The exercise: Where a line contains the word "paniers", copy that line in full.

Given data:
▬▬▬

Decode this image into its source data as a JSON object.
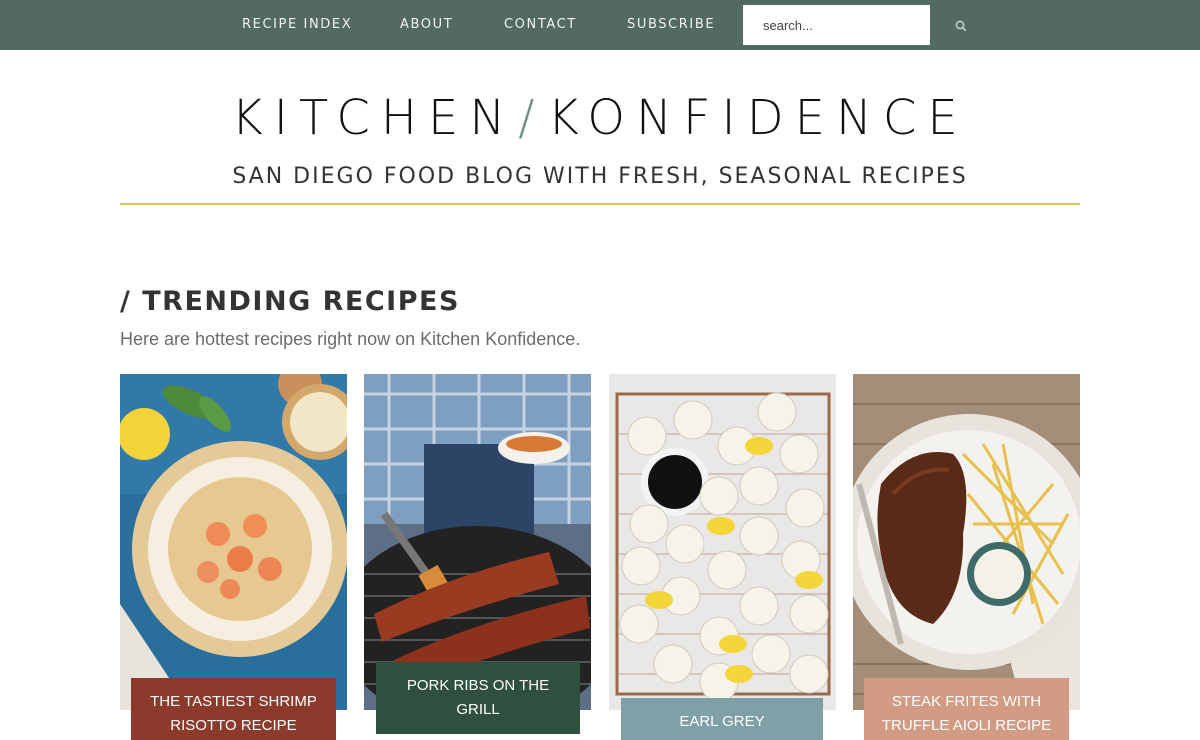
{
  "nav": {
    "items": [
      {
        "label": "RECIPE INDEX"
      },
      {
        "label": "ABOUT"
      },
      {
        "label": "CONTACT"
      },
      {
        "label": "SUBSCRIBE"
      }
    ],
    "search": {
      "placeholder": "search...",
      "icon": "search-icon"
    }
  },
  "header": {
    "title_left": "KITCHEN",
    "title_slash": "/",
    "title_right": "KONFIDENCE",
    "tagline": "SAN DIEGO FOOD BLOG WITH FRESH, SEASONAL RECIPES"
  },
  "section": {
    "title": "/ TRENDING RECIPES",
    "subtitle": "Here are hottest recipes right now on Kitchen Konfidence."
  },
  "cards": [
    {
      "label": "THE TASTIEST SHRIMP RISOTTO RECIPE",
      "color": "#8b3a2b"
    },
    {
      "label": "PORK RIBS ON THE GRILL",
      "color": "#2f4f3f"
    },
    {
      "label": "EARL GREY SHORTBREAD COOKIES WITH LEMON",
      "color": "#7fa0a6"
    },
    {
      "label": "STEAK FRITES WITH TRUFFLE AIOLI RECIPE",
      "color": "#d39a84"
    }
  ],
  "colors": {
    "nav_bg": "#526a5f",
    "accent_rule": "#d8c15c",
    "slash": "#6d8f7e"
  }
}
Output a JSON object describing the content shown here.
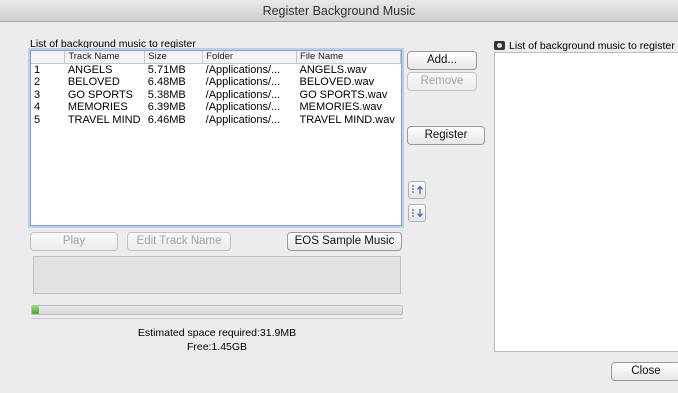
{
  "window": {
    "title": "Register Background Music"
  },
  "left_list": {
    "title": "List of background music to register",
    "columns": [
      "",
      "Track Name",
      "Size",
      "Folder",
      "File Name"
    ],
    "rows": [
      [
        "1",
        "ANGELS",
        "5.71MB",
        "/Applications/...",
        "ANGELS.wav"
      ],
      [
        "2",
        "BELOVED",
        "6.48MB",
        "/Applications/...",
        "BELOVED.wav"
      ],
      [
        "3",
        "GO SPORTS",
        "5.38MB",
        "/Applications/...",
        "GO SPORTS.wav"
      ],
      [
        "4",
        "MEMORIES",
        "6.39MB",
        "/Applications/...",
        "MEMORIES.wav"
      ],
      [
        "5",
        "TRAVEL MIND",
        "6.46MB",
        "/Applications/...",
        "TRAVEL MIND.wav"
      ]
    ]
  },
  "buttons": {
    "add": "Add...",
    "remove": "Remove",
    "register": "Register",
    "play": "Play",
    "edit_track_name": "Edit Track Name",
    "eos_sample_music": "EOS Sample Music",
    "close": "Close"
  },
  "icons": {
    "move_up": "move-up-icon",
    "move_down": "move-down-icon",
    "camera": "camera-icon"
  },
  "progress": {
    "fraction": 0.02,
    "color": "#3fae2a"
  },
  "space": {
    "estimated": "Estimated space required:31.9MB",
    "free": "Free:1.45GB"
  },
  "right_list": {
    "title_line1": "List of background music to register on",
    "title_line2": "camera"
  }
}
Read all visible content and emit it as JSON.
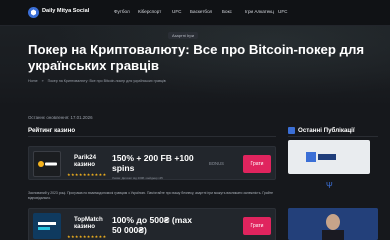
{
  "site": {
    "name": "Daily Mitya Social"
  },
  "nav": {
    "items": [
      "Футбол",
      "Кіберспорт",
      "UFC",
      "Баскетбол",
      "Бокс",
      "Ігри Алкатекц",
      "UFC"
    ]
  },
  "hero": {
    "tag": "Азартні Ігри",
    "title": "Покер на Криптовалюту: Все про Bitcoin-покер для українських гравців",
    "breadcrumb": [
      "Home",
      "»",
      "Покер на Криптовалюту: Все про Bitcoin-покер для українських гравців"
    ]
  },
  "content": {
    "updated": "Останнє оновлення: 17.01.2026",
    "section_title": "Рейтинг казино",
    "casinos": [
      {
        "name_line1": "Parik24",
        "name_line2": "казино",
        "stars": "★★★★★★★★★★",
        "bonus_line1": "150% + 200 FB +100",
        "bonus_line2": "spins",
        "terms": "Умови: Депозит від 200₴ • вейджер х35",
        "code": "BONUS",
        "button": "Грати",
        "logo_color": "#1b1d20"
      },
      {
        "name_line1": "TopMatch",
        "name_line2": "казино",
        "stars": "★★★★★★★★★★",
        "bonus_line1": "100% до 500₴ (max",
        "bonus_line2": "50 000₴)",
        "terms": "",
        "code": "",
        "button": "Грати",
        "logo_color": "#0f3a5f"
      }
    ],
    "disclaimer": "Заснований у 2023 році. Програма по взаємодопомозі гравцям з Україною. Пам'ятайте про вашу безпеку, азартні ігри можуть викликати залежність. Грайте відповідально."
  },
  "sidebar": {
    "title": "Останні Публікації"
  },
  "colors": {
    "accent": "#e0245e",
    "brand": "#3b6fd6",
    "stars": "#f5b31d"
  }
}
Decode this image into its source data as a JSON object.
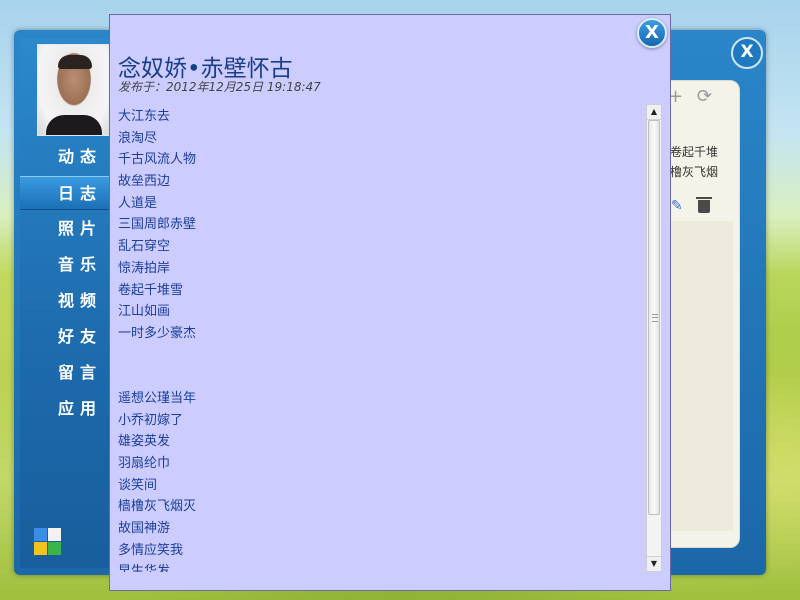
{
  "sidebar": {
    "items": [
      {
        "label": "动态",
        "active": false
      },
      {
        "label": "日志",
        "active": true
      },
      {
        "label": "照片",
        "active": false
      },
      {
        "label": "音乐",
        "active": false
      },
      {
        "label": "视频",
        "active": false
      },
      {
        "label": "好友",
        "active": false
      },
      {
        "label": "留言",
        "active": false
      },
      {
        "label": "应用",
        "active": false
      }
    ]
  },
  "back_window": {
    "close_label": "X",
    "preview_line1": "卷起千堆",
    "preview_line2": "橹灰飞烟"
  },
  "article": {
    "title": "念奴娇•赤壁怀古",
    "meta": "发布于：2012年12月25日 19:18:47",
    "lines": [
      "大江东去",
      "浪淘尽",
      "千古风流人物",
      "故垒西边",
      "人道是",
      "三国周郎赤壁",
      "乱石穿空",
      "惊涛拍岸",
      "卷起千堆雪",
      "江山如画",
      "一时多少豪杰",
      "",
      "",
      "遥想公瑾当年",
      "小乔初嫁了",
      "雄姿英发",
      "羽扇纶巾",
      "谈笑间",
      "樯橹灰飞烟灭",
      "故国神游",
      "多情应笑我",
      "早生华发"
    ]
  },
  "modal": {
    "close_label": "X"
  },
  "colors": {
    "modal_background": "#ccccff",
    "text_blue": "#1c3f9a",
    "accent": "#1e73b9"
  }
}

▬▬▬

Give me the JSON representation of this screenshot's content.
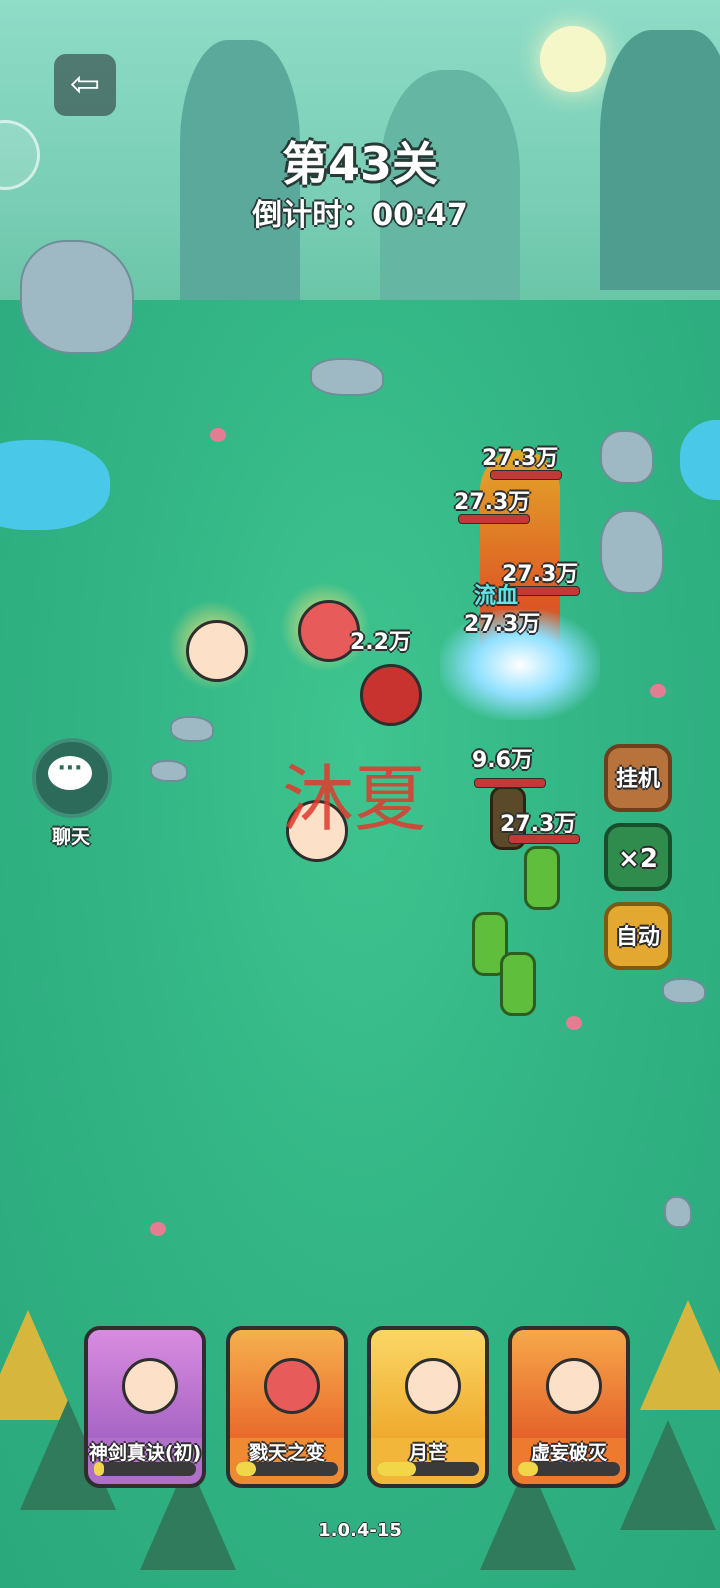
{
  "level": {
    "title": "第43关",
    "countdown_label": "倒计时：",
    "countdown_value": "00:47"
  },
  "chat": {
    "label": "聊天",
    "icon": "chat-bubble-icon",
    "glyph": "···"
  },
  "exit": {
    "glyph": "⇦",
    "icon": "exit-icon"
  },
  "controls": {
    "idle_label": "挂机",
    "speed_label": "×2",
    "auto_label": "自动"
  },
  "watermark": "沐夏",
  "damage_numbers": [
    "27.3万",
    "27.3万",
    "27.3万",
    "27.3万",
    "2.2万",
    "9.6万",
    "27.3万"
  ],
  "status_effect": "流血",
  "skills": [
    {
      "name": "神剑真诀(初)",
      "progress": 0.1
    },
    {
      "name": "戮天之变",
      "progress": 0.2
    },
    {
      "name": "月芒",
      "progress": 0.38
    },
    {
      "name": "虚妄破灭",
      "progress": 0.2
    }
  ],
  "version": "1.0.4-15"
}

▬▬▬

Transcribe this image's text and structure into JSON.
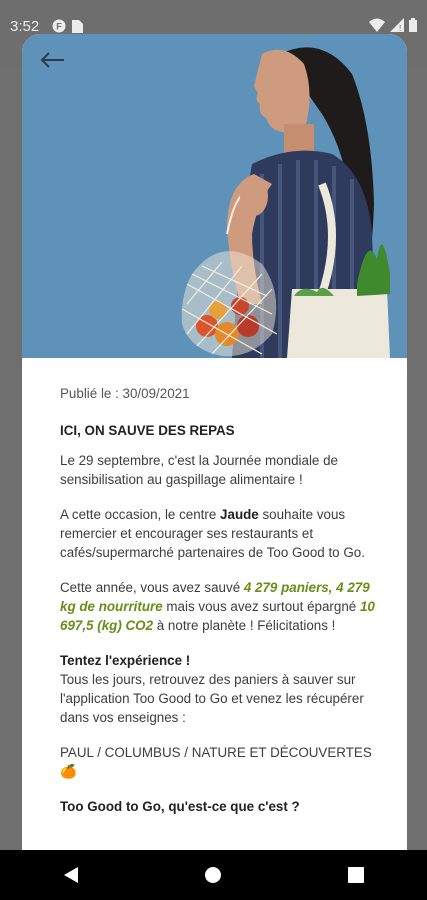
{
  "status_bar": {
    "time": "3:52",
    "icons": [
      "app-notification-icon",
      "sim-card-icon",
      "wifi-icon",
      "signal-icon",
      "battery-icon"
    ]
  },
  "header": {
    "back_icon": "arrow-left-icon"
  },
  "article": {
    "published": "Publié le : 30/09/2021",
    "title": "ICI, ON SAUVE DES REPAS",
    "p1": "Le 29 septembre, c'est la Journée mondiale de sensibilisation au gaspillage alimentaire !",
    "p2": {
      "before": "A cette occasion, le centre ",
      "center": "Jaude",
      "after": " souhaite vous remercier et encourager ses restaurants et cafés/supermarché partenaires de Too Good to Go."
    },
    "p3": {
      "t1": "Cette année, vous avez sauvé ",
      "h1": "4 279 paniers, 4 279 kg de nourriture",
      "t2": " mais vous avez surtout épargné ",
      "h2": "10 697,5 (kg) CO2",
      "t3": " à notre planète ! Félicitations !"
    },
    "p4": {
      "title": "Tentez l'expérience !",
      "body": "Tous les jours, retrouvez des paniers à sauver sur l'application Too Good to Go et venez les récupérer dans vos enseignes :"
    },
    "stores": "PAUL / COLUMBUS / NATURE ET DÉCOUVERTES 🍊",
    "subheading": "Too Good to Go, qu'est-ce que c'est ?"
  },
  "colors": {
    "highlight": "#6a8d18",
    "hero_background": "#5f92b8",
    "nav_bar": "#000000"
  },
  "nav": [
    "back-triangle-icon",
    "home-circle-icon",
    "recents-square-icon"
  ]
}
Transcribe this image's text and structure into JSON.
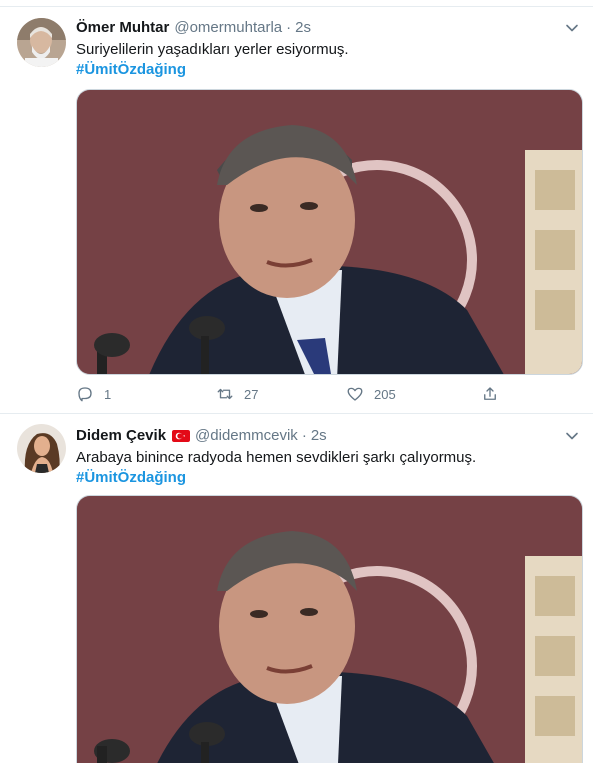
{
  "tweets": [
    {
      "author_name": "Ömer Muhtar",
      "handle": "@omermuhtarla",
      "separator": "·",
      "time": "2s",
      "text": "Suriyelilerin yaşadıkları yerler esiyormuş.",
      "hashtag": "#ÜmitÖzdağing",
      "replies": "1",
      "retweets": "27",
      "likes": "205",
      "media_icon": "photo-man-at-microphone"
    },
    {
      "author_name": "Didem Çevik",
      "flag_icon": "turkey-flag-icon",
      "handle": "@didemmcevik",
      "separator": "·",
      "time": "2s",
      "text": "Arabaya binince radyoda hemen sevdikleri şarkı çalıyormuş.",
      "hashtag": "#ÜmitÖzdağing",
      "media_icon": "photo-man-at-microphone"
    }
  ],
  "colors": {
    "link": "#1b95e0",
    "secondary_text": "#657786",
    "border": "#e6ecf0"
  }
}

▬▬▬

Solution below:
      "h1": "4 279 paniers, 4 279 kg de nourriture",
      "body": "Tous les jours, retrouvez des paniers à sauver sur l'application Too Good to Go et venez les récupérer dans vos enseignes :"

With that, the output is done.